**WRITTEN REQUEST:** Send back all the data below, exactly as given.

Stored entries
>>>>>
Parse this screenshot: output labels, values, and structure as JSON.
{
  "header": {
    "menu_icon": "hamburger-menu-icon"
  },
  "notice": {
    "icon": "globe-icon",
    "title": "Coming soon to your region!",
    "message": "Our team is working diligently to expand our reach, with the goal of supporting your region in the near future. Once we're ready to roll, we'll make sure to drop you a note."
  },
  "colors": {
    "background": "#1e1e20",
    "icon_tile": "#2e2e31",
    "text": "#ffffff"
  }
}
<<<<<
**OUTPUT OF THE TASK:**
Parse this screenshot: output labels, values, and structure as JSON.
{
  "header": {
    "menu_icon": "hamburger-menu-icon"
  },
  "notice": {
    "icon": "globe-icon",
    "title": "Coming soon to your region!",
    "message": "Our team is working diligently to expand our reach, with the goal of supporting your region in the near future. Once we're ready to roll, we'll make sure to drop you a note."
  },
  "colors": {
    "background": "#1e1e20",
    "icon_tile": "#2e2e31",
    "text": "#ffffff"
  }
}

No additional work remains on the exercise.